A line counts if it contains the word "乃举勋为参将" at least once. State how many such lines the records contain, giving the number alone.

# SUPPLIED DATA
== == ==

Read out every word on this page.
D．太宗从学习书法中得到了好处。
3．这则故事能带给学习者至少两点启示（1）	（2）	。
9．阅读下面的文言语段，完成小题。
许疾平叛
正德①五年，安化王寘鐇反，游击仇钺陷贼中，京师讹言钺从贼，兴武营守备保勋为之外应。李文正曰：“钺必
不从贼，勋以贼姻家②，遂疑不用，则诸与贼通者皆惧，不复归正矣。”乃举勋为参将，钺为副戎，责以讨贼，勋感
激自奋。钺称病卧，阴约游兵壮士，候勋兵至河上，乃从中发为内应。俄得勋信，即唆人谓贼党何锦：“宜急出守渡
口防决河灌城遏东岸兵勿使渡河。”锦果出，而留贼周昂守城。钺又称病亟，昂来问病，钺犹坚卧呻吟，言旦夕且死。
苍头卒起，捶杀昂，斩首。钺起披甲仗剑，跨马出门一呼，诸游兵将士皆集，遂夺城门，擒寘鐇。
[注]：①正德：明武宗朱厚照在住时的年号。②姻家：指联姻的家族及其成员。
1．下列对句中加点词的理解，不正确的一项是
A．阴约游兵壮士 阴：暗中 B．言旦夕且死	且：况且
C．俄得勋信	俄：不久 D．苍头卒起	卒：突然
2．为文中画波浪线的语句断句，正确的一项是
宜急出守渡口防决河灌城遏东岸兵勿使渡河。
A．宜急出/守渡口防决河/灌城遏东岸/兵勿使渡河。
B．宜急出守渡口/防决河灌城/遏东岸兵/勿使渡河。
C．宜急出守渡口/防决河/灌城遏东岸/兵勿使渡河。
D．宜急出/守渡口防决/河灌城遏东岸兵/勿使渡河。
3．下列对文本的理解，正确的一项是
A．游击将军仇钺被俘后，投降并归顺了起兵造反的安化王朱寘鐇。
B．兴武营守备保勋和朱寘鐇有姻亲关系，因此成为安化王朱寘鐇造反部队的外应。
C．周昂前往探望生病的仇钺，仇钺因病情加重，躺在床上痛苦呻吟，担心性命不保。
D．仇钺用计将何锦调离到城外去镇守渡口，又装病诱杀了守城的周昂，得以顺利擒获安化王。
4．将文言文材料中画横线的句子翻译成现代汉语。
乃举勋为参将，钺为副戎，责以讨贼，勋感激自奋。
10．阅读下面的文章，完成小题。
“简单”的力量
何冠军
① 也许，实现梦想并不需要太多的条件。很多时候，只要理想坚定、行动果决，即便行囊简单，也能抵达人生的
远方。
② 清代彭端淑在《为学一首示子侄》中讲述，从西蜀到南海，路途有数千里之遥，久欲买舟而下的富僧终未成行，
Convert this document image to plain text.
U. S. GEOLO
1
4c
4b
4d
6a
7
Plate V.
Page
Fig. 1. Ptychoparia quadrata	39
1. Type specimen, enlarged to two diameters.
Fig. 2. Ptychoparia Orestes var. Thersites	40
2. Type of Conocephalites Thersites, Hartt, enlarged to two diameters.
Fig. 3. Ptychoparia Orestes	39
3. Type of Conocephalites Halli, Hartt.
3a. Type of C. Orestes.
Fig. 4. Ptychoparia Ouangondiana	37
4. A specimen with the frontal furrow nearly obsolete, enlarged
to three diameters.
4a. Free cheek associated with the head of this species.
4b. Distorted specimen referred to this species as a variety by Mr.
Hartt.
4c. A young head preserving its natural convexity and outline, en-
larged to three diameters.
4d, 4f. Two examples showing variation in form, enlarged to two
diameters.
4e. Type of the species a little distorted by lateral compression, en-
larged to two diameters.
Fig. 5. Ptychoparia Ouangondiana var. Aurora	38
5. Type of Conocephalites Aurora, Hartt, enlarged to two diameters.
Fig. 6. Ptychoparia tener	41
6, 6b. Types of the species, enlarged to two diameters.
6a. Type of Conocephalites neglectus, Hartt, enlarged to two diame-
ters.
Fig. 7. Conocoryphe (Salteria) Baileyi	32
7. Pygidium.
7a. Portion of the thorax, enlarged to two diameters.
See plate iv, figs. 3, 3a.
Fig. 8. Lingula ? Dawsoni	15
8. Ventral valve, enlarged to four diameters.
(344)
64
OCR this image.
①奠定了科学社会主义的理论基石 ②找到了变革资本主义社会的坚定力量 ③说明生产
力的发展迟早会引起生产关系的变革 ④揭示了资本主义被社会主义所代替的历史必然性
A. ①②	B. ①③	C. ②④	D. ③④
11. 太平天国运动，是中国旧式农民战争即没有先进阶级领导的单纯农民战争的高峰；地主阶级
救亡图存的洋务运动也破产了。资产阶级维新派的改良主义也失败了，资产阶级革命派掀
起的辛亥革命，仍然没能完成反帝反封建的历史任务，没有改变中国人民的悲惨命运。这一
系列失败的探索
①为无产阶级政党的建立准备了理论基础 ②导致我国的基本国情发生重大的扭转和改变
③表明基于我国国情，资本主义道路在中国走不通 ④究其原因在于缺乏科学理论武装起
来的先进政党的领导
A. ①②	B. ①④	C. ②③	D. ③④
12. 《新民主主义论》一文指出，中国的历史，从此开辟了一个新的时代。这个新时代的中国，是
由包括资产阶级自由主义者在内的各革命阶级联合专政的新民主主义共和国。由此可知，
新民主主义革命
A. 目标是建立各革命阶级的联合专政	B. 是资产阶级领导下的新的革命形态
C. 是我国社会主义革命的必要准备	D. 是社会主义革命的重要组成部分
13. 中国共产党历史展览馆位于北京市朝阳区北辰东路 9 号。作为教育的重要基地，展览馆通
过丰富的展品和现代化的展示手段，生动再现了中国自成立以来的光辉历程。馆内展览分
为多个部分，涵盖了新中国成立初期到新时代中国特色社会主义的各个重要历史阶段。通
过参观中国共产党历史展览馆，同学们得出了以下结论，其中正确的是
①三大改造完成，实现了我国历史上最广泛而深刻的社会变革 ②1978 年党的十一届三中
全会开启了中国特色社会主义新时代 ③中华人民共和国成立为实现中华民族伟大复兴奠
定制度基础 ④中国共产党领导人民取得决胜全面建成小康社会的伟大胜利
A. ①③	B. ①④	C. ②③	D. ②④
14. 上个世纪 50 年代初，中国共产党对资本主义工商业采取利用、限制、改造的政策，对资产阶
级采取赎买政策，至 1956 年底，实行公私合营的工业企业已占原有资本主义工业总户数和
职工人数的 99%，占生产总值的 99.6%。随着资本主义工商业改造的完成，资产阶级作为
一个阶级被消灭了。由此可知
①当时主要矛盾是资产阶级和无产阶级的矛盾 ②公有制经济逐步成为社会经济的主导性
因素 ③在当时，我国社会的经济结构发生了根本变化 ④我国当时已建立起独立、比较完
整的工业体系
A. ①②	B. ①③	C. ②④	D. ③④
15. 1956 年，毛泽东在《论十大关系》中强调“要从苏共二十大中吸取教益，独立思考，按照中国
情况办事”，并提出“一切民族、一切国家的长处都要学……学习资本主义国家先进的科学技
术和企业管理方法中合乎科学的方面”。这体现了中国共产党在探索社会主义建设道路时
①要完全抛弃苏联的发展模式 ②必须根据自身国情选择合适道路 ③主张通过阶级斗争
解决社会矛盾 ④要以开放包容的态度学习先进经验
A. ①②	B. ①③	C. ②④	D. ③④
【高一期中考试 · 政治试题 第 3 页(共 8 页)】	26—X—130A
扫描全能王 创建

== == ==

# ANSWER TO THIS PROBLEM
2